Objective
Give the following lines as a JSON list of strings, one string per line and no blank lines, starting at the line that contains "title-label: Title (243, 289, 276, 304)" and ending after the line that contains "change-password-button[interactable]: Change Password".

Material provided
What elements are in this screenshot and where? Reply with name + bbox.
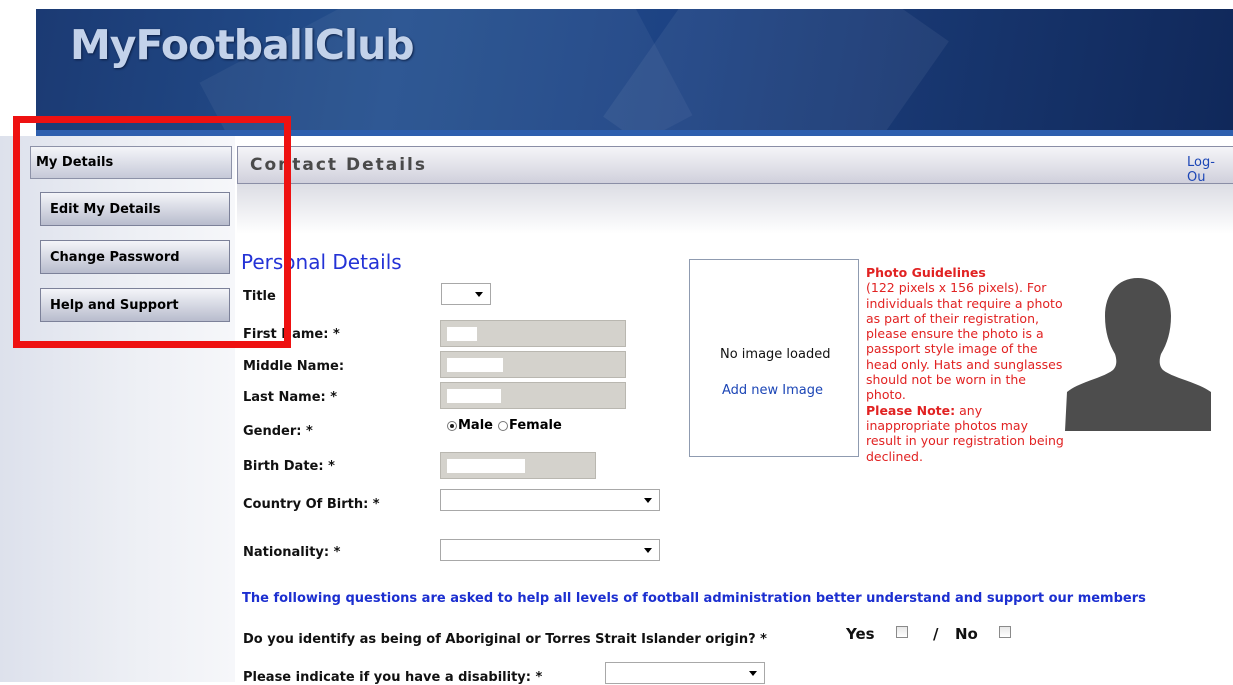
title-label: Title (243, 289, 276, 304)
redacted-value (447, 327, 477, 341)
nationality-select[interactable] (440, 539, 660, 561)
sidebar-heading-label: My Details (36, 155, 114, 170)
country-of-birth-label: Country Of Birth: * (243, 497, 380, 512)
chevron-down-icon (644, 548, 652, 553)
content-header-bar: Contact Details (237, 146, 1233, 184)
yes-no-separator: / (933, 625, 939, 643)
photo-guidelines: Photo Guidelines (122 pixels x 156 pixel… (866, 265, 1066, 464)
site-header: MyFootballClub (36, 9, 1233, 136)
nationality-label: Nationality: * (243, 545, 341, 560)
guidelines-text: (122 pixels x 156 pixels). For individua… (866, 280, 1063, 403)
change-password-button[interactable]: Change Password (40, 240, 230, 274)
page-title: Contact Details (250, 155, 427, 175)
redacted-value (447, 358, 503, 372)
last-name-field[interactable] (440, 382, 626, 409)
gender-female-label[interactable]: Female (509, 418, 562, 433)
birth-date-field[interactable] (440, 452, 596, 479)
yes-label: Yes (846, 625, 875, 643)
header-decoration (603, 9, 949, 136)
gender-male-label[interactable]: Male (458, 418, 493, 433)
chevron-down-icon (644, 498, 652, 503)
gender-female-radio[interactable] (498, 421, 508, 431)
country-of-birth-select[interactable] (440, 489, 660, 511)
section-title: Personal Details (241, 250, 402, 274)
no-label: No (955, 625, 978, 643)
chevron-down-icon (475, 292, 483, 297)
chevron-down-icon (749, 671, 757, 676)
content-header-shadow (237, 184, 1233, 234)
no-checkbox[interactable] (999, 626, 1011, 638)
disability-question-label: Please indicate if you have a disability… (243, 670, 543, 685)
sidebar-heading: My Details (30, 146, 232, 179)
avatar-silhouette-icon (1065, 264, 1211, 431)
sidebar-item-label: Change Password (50, 250, 180, 265)
disability-select[interactable] (605, 662, 765, 684)
yes-checkbox[interactable] (896, 626, 908, 638)
site-logo[interactable]: MyFootballClub (70, 21, 415, 69)
help-and-support-button[interactable]: Help and Support (40, 288, 230, 322)
title-select[interactable] (441, 283, 491, 305)
sidebar-item-label: Edit My Details (50, 202, 161, 217)
edit-my-details-button[interactable]: Edit My Details (40, 192, 230, 226)
first-name-field[interactable] (440, 320, 626, 347)
gender-male-radio[interactable] (447, 421, 457, 431)
middle-name-field[interactable] (440, 351, 626, 378)
gender-label: Gender: * (243, 424, 313, 439)
questions-intro: The following questions are asked to hel… (242, 591, 1146, 606)
birth-date-label: Birth Date: * (243, 459, 335, 474)
add-image-link[interactable]: Add new Image (722, 383, 823, 398)
sidebar-item-label: Help and Support (50, 298, 179, 313)
aboriginal-question-label: Do you identify as being of Aboriginal o… (243, 632, 767, 647)
middle-name-label: Middle Name: (243, 359, 345, 374)
redacted-value (447, 459, 525, 473)
no-image-text: No image loaded (720, 347, 831, 362)
redacted-value (447, 389, 501, 403)
first-name-label: First Name: * (243, 327, 340, 342)
guidelines-title: Photo Guidelines (866, 265, 986, 280)
logout-link[interactable]: Log-Ou (1187, 155, 1233, 185)
last-name-label: Last Name: * (243, 390, 338, 405)
note-title: Please Note: (866, 402, 956, 418)
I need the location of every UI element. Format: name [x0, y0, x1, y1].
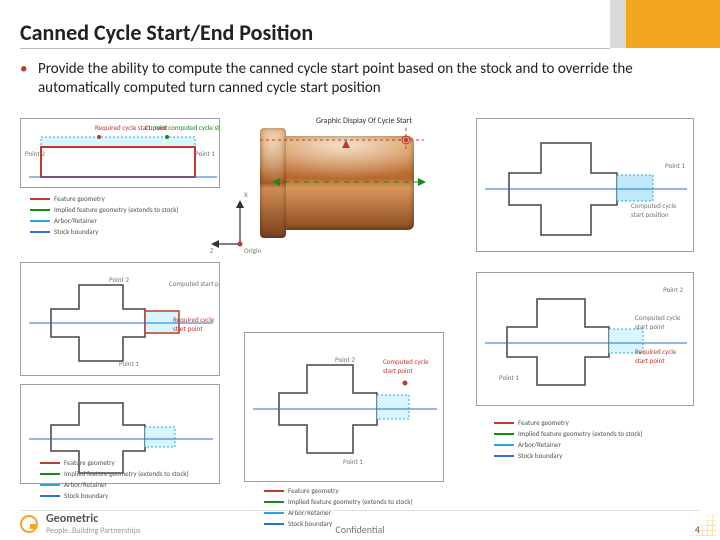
- brand-tagline: People. Building Partnerships: [46, 526, 141, 536]
- diagram-3d-part: [274, 136, 414, 230]
- brand-name: Geometric: [46, 512, 141, 526]
- title-accent: [610, 0, 720, 48]
- panel-top-left: Required cycle start point Current compu…: [20, 118, 220, 188]
- title-underline: [20, 48, 610, 49]
- bullet-text: Provide the ability to compute the canne…: [38, 60, 700, 98]
- slide-footer: Geometric People. Building Partnerships …: [0, 510, 720, 540]
- footer-logo: Geometric People. Building Partnerships: [20, 512, 141, 536]
- legend-top-left: Feature geometry Implied feature geometr…: [30, 194, 179, 238]
- diagram-tl-svg: [21, 119, 220, 188]
- logo-icon: [20, 515, 38, 533]
- panel-mid-left: Point 2 Point 1 Computed start point Req…: [20, 262, 220, 376]
- diagram-grid: Required cycle start point Current compu…: [20, 122, 700, 500]
- legend-right: Feature geometry Implied feature geometr…: [494, 418, 643, 462]
- panel-right-mid: Point 2 Computed cycle start point Requi…: [476, 272, 694, 406]
- center-label: Graphic Display Of Cycle Start: [316, 116, 412, 126]
- corner-pattern: [682, 514, 716, 536]
- slide-body: • Provide the ability to compute the can…: [20, 60, 700, 500]
- slide-title: Canned Cycle Start/End Position: [20, 19, 313, 46]
- panel-top-right: Point 1 Computed cycle start position: [476, 118, 694, 252]
- bullet-1: • Provide the ability to compute the can…: [20, 60, 700, 98]
- legend-bottom-left: Feature geometry Implied feature geometr…: [40, 458, 189, 502]
- panel-bottom-center: Point 2 Point 1 Computed cycle start poi…: [244, 332, 444, 482]
- footer-confidential: Confidential: [335, 523, 384, 536]
- bullet-marker: •: [20, 60, 32, 98]
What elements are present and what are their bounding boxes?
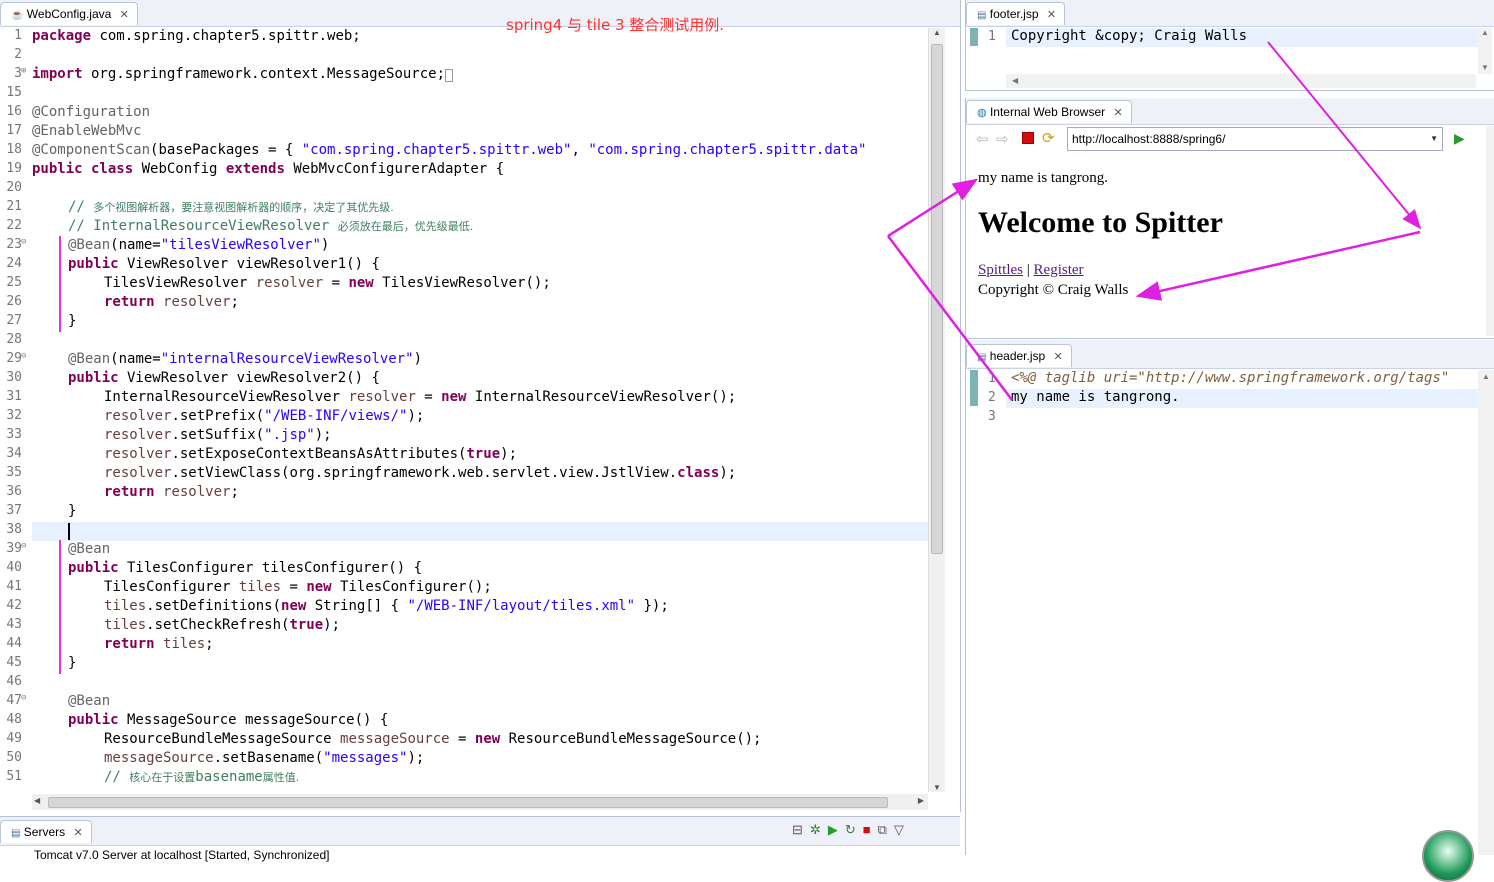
header-tabbar: ▤ header.jsp ✕ — [966, 340, 1494, 369]
footer-jsp-pane: ▤ footer.jsp ✕ 1 Copyright &copy; Craig … — [965, 0, 1494, 91]
globe-icon: ◍ — [977, 107, 987, 119]
footer-tabbar: ▤ footer.jsp ✕ — [966, 0, 1494, 27]
footer-vscrollbar[interactable]: ▲ ▼ — [1478, 28, 1492, 74]
jsp-file-icon: ▤ — [977, 352, 987, 363]
editor-hscrollbar[interactable]: ◀ ▶ — [32, 794, 928, 810]
servers-icon: ▤ — [11, 828, 21, 839]
scroll-up-icon[interactable]: ▲ — [929, 28, 945, 37]
footer-code-area[interactable]: 1 Copyright &copy; Craig Walls — [966, 28, 1478, 74]
page-nav: Spittles | Register — [978, 262, 1084, 279]
scroll-left-icon[interactable]: ◀ — [34, 796, 40, 805]
header-code-line-1: <%@ taglib uri="http://www.springframewo… — [1011, 370, 1450, 386]
servers-tabbar: ▤ Servers ✕ ⊟✲▶↻■⧉▽ — [0, 817, 960, 846]
tab-footer-jsp[interactable]: ▤ footer.jsp ✕ — [966, 2, 1066, 25]
go-icon[interactable]: ▶ — [1454, 130, 1465, 147]
current-line-highlight — [32, 522, 928, 541]
editor-pane: ☕ WebConfig.java ✕ spring4 与 tile 3 整合测试… — [0, 0, 961, 812]
publish-icon[interactable]: ⧉ — [878, 822, 894, 837]
tab-servers[interactable]: ▤ Servers ✕ — [0, 820, 92, 843]
line-number: 3 — [988, 409, 996, 424]
editor-tabbar: ☕ WebConfig.java ✕ — [0, 0, 960, 27]
url-input[interactable]: http://localhost:8888/spring6/ ▼ — [1067, 127, 1443, 151]
scroll-thumb[interactable] — [931, 44, 943, 554]
debug-icon[interactable]: ✲ — [810, 822, 828, 837]
stop-icon[interactable]: ■ — [863, 822, 878, 837]
dropdown-icon[interactable]: ▼ — [1430, 128, 1438, 150]
refresh-icon[interactable]: ⟳ — [1042, 129, 1055, 147]
tab-label: header.jsp — [989, 349, 1046, 363]
jsp-file-icon: ▤ — [977, 10, 987, 21]
tab-label: WebConfig.java — [26, 7, 112, 21]
start-icon[interactable]: ▶ — [828, 822, 845, 837]
header-code-area[interactable]: 1 <%@ taglib uri="http://www.springframe… — [966, 370, 1478, 855]
line-number: 2 — [988, 390, 996, 405]
page-header-text: my name is tangrong. — [978, 170, 1108, 186]
close-icon[interactable]: ✕ — [73, 827, 82, 839]
close-icon[interactable]: ✕ — [1113, 107, 1122, 119]
spittles-link[interactable]: Spittles — [978, 262, 1023, 278]
tab-label: footer.jsp — [989, 7, 1039, 21]
collapse-icon[interactable]: ⊟ — [792, 822, 810, 837]
marker-bar — [970, 28, 978, 46]
close-icon[interactable]: ✕ — [120, 9, 129, 21]
change-bar — [59, 236, 61, 332]
browser-page: my name is tangrong. Welcome to Spitter … — [966, 160, 1486, 336]
browser-vscrollbar[interactable] — [1486, 126, 1494, 336]
tab-webconfig-java[interactable]: ☕ WebConfig.java ✕ — [0, 2, 138, 25]
status-orb-icon — [1422, 830, 1474, 882]
close-icon[interactable]: ✕ — [1054, 351, 1063, 363]
tab-internal-web-browser[interactable]: ◍ Internal Web Browser ✕ — [966, 100, 1132, 123]
url-text: http://localhost:8888/spring6/ — [1072, 132, 1226, 146]
tab-label: Servers — [23, 825, 66, 839]
page-copyright: Copyright © Craig Walls — [978, 282, 1129, 298]
editor-vscrollbar[interactable]: ▲ ▼ — [928, 28, 945, 792]
header-jsp-pane: ▤ header.jsp ✕ 1 <%@ taglib uri="http://… — [965, 340, 1494, 882]
browser-toolbar: ⇦ ⇨ ⟳ http://localhost:8888/spring6/ ▼ ▶ — [966, 126, 1494, 154]
profile-icon[interactable]: ↻ — [845, 822, 863, 837]
back-icon[interactable]: ⇦ — [976, 130, 989, 148]
change-bar — [59, 540, 61, 674]
tab-label: Internal Web Browser — [989, 105, 1106, 119]
footer-code-line: Copyright &copy; Craig Walls — [1011, 28, 1248, 44]
marker-bar — [970, 370, 978, 406]
tab-header-jsp[interactable]: ▤ header.jsp ✕ — [966, 344, 1072, 367]
scroll-down-icon[interactable]: ▼ — [929, 783, 945, 792]
text-cursor — [68, 523, 70, 540]
close-icon[interactable]: ✕ — [1047, 9, 1056, 21]
line-number: 1 — [988, 29, 996, 44]
nav-separator: | — [1026, 262, 1030, 278]
browser-pane: ◍ Internal Web Browser ✕ ⇦ ⇨ ⟳ http://lo… — [965, 98, 1494, 339]
server-row[interactable]: Tomcat v7.0 Server at localhost [Started… — [34, 848, 329, 862]
hscroll-thumb[interactable] — [48, 797, 888, 808]
header-vscrollbar[interactable]: ▲ — [1478, 370, 1494, 855]
register-link[interactable]: Register — [1034, 262, 1084, 278]
header-code-line-2: my name is tangrong. — [1011, 389, 1180, 405]
code-area[interactable]: 1 package com.spring.chapter5.spittr.web;… — [0, 28, 928, 792]
footer-hscrollbar[interactable]: ◀ — [1006, 74, 1476, 88]
line-number: 1 — [988, 371, 996, 386]
servers-pane: ▤ Servers ✕ ⊟✲▶↻■⧉▽ Tomcat v7.0 Server a… — [0, 816, 960, 862]
browser-tabbar: ◍ Internal Web Browser ✕ — [966, 98, 1494, 125]
stop-icon[interactable] — [1022, 132, 1034, 144]
scroll-right-icon[interactable]: ▶ — [918, 796, 924, 805]
page-title: Welcome to Spitter — [978, 206, 1223, 239]
servers-toolbar: ⊟✲▶↻■⧉▽ — [792, 822, 911, 838]
view-menu-icon[interactable]: ▽ — [894, 822, 911, 837]
forward-icon[interactable]: ⇨ — [996, 130, 1009, 148]
java-file-icon: ☕ — [11, 10, 24, 21]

Solution to the problem
[
  "title-label: Title (243, 289, 276, 304)",
  "redacted-value (447, 327, 477, 341)",
  "nationality-select[interactable] (440, 539, 660, 561)",
  "sidebar-heading-label: My Details (36, 155, 114, 170)",
  "country-of-birth-label: Country Of Birth: * (243, 497, 380, 512)",
  "chevron-down-icon (644, 548, 652, 553)",
  "content-header-bar: Contact Details (237, 146, 1233, 184)",
  "yes-no-separator: / (933, 625, 939, 643)",
  "photo-guidelines: Photo Guidelines (122 pixels x 156 pixel… (866, 265, 1066, 464)",
  "site-header: MyFootballClub (36, 9, 1233, 136)",
  "nationality-label: Nationality: * (243, 545, 341, 560)",
  "guidelines-text: (122 pixels x 156 pixels). For individua… (866, 280, 1063, 403)",
  "change-password-button[interactable]: Change Password (40, 240, 230, 274)"
]